Start of Block
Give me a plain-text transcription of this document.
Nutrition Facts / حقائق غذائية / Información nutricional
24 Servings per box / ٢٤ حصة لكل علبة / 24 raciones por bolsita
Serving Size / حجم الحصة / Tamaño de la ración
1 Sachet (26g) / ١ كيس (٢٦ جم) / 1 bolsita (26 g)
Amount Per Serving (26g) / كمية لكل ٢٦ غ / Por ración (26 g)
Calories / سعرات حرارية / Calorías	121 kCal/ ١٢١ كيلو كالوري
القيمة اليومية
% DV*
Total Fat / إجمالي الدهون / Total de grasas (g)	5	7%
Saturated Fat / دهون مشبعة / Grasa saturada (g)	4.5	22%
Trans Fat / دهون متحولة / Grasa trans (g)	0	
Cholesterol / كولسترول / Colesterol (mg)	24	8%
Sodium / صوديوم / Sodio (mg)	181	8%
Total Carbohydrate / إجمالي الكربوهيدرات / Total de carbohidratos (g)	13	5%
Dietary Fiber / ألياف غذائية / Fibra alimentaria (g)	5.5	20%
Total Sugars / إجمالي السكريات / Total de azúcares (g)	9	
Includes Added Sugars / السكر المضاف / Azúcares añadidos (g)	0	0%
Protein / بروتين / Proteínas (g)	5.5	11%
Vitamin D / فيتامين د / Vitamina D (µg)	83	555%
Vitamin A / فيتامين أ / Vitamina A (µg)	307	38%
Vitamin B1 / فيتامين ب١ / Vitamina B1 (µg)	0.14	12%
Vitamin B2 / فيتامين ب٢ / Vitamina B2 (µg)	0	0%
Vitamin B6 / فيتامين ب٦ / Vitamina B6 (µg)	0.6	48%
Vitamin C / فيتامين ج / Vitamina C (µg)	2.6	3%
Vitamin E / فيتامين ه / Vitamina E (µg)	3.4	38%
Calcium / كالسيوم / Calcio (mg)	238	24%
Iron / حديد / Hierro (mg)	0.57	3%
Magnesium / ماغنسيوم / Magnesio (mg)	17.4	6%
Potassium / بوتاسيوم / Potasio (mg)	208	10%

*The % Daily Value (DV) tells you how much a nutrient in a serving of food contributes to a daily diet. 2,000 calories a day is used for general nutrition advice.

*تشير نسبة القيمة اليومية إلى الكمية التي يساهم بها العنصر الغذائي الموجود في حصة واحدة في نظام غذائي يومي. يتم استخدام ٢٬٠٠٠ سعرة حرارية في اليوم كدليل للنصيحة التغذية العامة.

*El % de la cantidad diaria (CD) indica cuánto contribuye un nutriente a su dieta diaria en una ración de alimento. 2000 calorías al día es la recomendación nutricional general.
End of Block
EXERCISE DIRECTIONS:
Could you transcribe all of the entries exactly, leaving nothing out?

YOUR RESPONSE:
Give me a plain-text transcription of this document.
Nutrition Facts / حقائق غذائية / Información nutricional
24 Servings per box / ٢٤ حصة لكل علبة / 24 raciones por bolsita
Serving Size / حجم الحصة / Tamaño de la ración
1 Sachet (26g) / ١ كيس (٢٦ جم) / 1 bolsita (26 g)
Amount Per Serving (26g) / كمية لكل ٢٦ غ / Por ración (26 g)
Calories / سعرات حرارية / Calorías	121 kCal/ ١٢١ كيلو كالوري
القيمة اليومية
% DV*
Total Fat / إجمالي الدهون / Total de grasas (g)	5	7%
Saturated Fat / دهون مشبعة / Grasa saturada (g)	4.5	22%
Trans Fat / دهون متحولة / Grasa trans (g)	0	
Cholesterol / كولسترول / Colesterol (mg)	24	8%
Sodium / صوديوم / Sodio (mg)	181	8%
Total Carbohydrate / إجمالي الكربوهيدرات / Total de carbohidratos (g)	13	5%
Dietary Fiber / ألياف غذائية / Fibra alimentaria (g)	5.5	20%
Total Sugars / إجمالي السكريات / Total de azúcares (g)	9	
Includes Added Sugars / السكر المضاف / Azúcares añadidos (g)	0	0%
Protein / بروتين / Proteínas (g)	5.5	11%
Vitamin D / فيتامين د / Vitamina D (µg)	83	555%
Vitamin A / فيتامين أ / Vitamina A (µg)	307	38%
Vitamin B1 / فيتامين ب١ / Vitamina B1 (µg)	0.14	12%
Vitamin B2 / فيتامين ب٢ / Vitamina B2 (µg)	0	0%
Vitamin B6 / فيتامين ب٦ / Vitamina B6 (µg)	0.6	48%
Vitamin C / فيتامين ج / Vitamina C (µg)	2.6	3%
Vitamin E / فيتامين ه / Vitamina E (µg)	3.4	38%
Calcium / كالسيوم / Calcio (mg)	238	24%
Iron / حديد / Hierro (mg)	0.57	3%
Magnesium / ماغنسيوم / Magnesio (mg)	17.4	6%
Potassium / بوتاسيوم / Potasio (mg)	208	10%

*The % Daily Value (DV) tells you how much a nutrient in a serving of food contributes to a daily diet. 2,000 calories a day is used for general nutrition advice.

*تشير نسبة القيمة اليومية إلى الكمية التي يساهم بها العنصر الغذائي الموجود في حصة واحدة في نظام غذائي يومي. يتم استخدام ٢٬٠٠٠ سعرة حرارية في اليوم كدليل للنصيحة التغذية العامة.

*El % de la cantidad diaria (CD) indica cuánto contribuye un nutriente a su dieta diaria en una ración de alimento. 2000 calorías al día es la recomendación nutricional general.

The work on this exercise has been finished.